=== Stored dataset items ===
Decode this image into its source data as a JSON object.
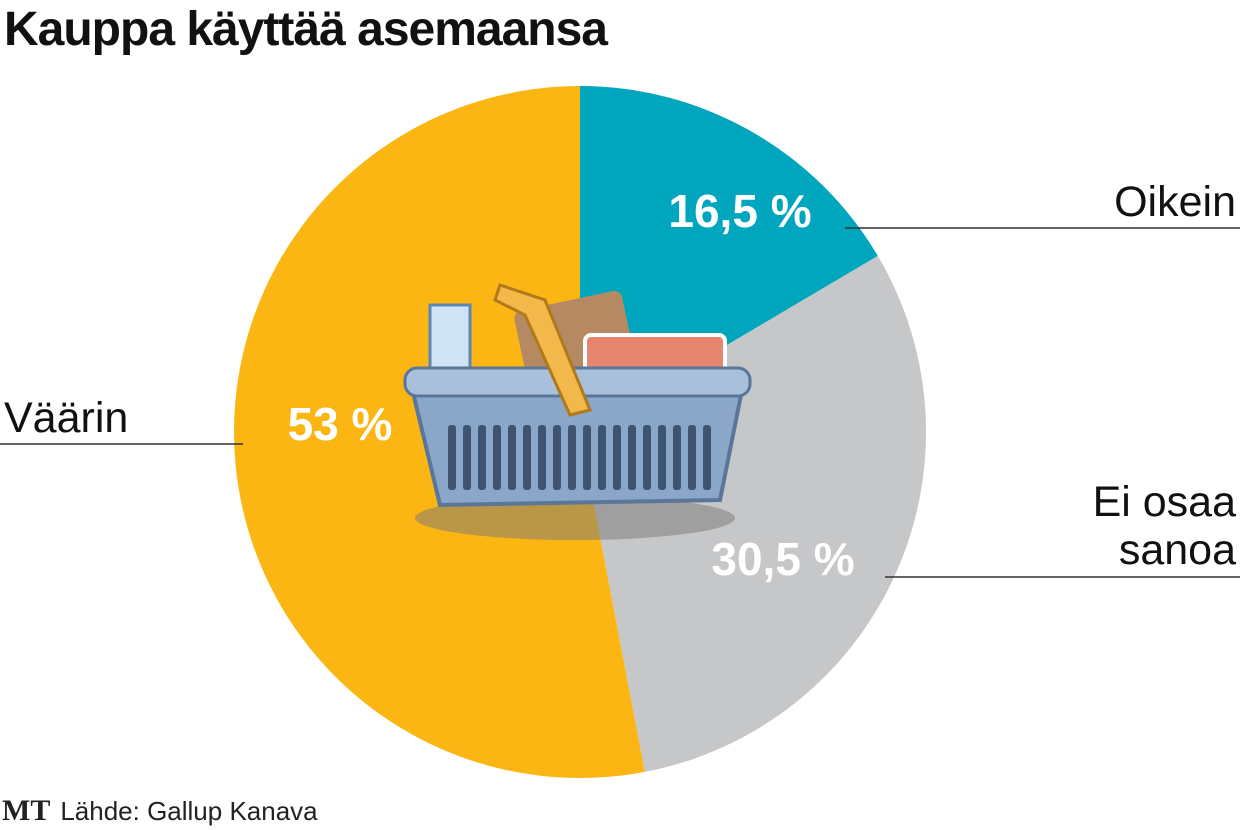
{
  "chart_data": {
    "type": "pie",
    "title": "Kauppa käyttää asemaansa",
    "categories": [
      "Oikein",
      "Ei osaa sanoa",
      "Väärin"
    ],
    "values": [
      16.5,
      30.5,
      53
    ],
    "value_labels": [
      "16,5 %",
      "30,5 %",
      "53 %"
    ],
    "colors": [
      "#00a6be",
      "#c6c7c9",
      "#fbb614"
    ],
    "logo": "MT",
    "source": "Lähde: Gallup Kanava"
  }
}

=== REQUIREMENTS ===
Pictures are to be left out; all else in the entries above is to be quoted exactly.

=== THE RESULT ===
Decode this image into its source data as a JSON object.
{
  "chart_data": {
    "type": "pie",
    "title": "Kauppa käyttää asemaansa",
    "categories": [
      "Oikein",
      "Ei osaa sanoa",
      "Väärin"
    ],
    "values": [
      16.5,
      30.5,
      53
    ],
    "value_labels": [
      "16,5 %",
      "30,5 %",
      "53 %"
    ],
    "colors": [
      "#00a6be",
      "#c6c7c9",
      "#fbb614"
    ],
    "logo": "MT",
    "source": "Lähde: Gallup Kanava"
  }
}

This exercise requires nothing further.